◆ Your goal: Read the data and repeat all of it exactly.

[Extracted records]
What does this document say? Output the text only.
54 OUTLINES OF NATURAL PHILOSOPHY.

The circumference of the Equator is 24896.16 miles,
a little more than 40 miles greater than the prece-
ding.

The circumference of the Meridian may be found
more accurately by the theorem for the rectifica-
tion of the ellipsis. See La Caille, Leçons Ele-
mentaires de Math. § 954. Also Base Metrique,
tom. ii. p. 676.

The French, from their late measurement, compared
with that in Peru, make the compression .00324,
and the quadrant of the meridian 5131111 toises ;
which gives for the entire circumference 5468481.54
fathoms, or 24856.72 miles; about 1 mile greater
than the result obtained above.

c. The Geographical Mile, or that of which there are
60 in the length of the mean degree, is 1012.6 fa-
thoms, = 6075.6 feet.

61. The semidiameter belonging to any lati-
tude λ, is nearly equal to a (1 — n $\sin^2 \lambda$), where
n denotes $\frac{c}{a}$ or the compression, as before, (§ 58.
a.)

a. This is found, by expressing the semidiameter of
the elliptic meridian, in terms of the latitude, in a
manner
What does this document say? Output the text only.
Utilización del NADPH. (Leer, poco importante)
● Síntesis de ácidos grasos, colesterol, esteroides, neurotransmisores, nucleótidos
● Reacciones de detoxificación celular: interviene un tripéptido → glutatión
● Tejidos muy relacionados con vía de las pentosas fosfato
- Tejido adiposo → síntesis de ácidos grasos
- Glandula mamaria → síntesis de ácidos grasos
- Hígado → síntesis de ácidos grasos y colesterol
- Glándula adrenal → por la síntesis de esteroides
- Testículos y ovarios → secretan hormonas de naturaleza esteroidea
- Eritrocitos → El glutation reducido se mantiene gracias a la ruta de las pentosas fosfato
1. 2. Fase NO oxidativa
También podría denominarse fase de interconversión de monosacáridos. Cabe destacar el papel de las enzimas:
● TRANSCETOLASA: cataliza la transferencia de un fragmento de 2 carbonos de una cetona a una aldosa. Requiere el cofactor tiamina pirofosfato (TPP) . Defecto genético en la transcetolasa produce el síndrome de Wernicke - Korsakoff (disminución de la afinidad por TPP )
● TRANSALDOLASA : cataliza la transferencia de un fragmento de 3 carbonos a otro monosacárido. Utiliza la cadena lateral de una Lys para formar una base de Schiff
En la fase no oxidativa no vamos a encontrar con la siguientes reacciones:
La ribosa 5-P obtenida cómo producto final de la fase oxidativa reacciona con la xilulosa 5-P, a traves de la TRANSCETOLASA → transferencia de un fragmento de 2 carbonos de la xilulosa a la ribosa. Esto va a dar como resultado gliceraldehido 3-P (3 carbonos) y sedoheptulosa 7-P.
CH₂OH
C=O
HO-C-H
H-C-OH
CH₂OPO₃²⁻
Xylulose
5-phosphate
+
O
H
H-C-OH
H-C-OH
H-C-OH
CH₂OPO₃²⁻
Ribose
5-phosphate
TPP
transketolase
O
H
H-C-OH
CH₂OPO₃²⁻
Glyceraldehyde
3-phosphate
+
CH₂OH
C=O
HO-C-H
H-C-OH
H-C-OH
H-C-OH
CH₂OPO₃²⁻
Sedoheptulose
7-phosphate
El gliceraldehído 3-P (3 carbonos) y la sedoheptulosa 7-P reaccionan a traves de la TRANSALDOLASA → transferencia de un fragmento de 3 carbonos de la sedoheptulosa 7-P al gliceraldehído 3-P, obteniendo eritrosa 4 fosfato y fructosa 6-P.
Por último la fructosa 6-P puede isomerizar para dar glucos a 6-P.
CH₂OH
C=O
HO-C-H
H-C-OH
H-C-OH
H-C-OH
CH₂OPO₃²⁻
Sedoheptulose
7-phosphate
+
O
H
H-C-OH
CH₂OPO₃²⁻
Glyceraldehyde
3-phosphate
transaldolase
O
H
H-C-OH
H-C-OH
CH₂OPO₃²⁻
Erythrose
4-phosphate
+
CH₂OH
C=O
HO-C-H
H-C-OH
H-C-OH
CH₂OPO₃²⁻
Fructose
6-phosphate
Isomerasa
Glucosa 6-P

◆ Exercise answer:
What does this document say? Output the text only.
54 OUTLINES OF NATURAL PHILOSOPHY.

The circumference of the Equator is 24896.16 miles,
a little more than 40 miles greater than the prece-
ding.

The circumference of the Meridian may be found
more accurately by the theorem for the rectifica-
tion of the ellipsis. See La Caille, Leçons Ele-
mentaires de Math. § 954. Also Base Metrique,
tom. ii. p. 676.

The French, from their late measurement, compared
with that in Peru, make the compression .00324,
and the quadrant of the meridian 5131111 toises ;
which gives for the entire circumference 5468481.54
fathoms, or 24856.72 miles; about 1 mile greater
than the result obtained above.

c. The Geographical Mile, or that of which there are
60 in the length of the mean degree, is 1012.6 fa-
thoms, = 6075.6 feet.

61. The semidiameter belonging to any lati-
tude λ, is nearly equal to a (1 — n $\sin^2 \lambda$), where
n denotes $\frac{c}{a}$ or the compression, as before, (§ 58.
a.)

a. This is found, by expressing the semidiameter of
the elliptic meridian, in terms of the latitude, in a
manner
What does this document say? Output the text only.
Utilización del NADPH. (Leer, poco importante)
● Síntesis de ácidos grasos, colesterol, esteroides, neurotransmisores, nucleótidos
● Reacciones de detoxificación celular: interviene un tripéptido → glutatión
● Tejidos muy relacionados con vía de las pentosas fosfato
- Tejido adiposo → síntesis de ácidos grasos
- Glandula mamaria → síntesis de ácidos grasos
- Hígado → síntesis de ácidos grasos y colesterol
- Glándula adrenal → por la síntesis de esteroides
- Testículos y ovarios → secretan hormonas de naturaleza esteroidea
- Eritrocitos → El glutation reducido se mantiene gracias a la ruta de las pentosas fosfato
1. 2. Fase NO oxidativa
También podría denominarse fase de interconversión de monosacáridos. Cabe destacar el papel de las enzimas:
● TRANSCETOLASA: cataliza la transferencia de un fragmento de 2 carbonos de una cetona a una aldosa. Requiere el cofactor tiamina pirofosfato (TPP) . Defecto genético en la transcetolasa produce el síndrome de Wernicke - Korsakoff (disminución de la afinidad por TPP )
● TRANSALDOLASA : cataliza la transferencia de un fragmento de 3 carbonos a otro monosacárido. Utiliza la cadena lateral de una Lys para formar una base de Schiff
En la fase no oxidativa no vamos a encontrar con la siguientes reacciones:
La ribosa 5-P obtenida cómo producto final de la fase oxidativa reacciona con la xilulosa 5-P, a traves de la TRANSCETOLASA → transferencia de un fragmento de 2 carbonos de la xilulosa a la ribosa. Esto va a dar como resultado gliceraldehido 3-P (3 carbonos) y sedoheptulosa 7-P.
CH₂OH
C=O
HO-C-H
H-C-OH
CH₂OPO₃²⁻
Xylulose
5-phosphate
+
O
H
H-C-OH
H-C-OH
H-C-OH
CH₂OPO₃²⁻
Ribose
5-phosphate
TPP
transketolase
O
H
H-C-OH
CH₂OPO₃²⁻
Glyceraldehyde
3-phosphate
+
CH₂OH
C=O
HO-C-H
H-C-OH
H-C-OH
H-C-OH
CH₂OPO₃²⁻
Sedoheptulose
7-phosphate
El gliceraldehído 3-P (3 carbonos) y la sedoheptulosa 7-P reaccionan a traves de la TRANSALDOLASA → transferencia de un fragmento de 3 carbonos de la sedoheptulosa 7-P al gliceraldehído 3-P, obteniendo eritrosa 4 fosfato y fructosa 6-P.
Por último la fructosa 6-P puede isomerizar para dar glucos a 6-P.
CH₂OH
C=O
HO-C-H
H-C-OH
H-C-OH
H-C-OH
CH₂OPO₃²⁻
Sedoheptulose
7-phosphate
+
O
H
H-C-OH
CH₂OPO₃²⁻
Glyceraldehyde
3-phosphate
transaldolase
O
H
H-C-OH
H-C-OH
CH₂OPO₃²⁻
Erythrose
4-phosphate
+
CH₂OH
C=O
HO-C-H
H-C-OH
H-C-OH
CH₂OPO₃²⁻
Fructose
6-phosphate
Isomerasa
Glucosa 6-P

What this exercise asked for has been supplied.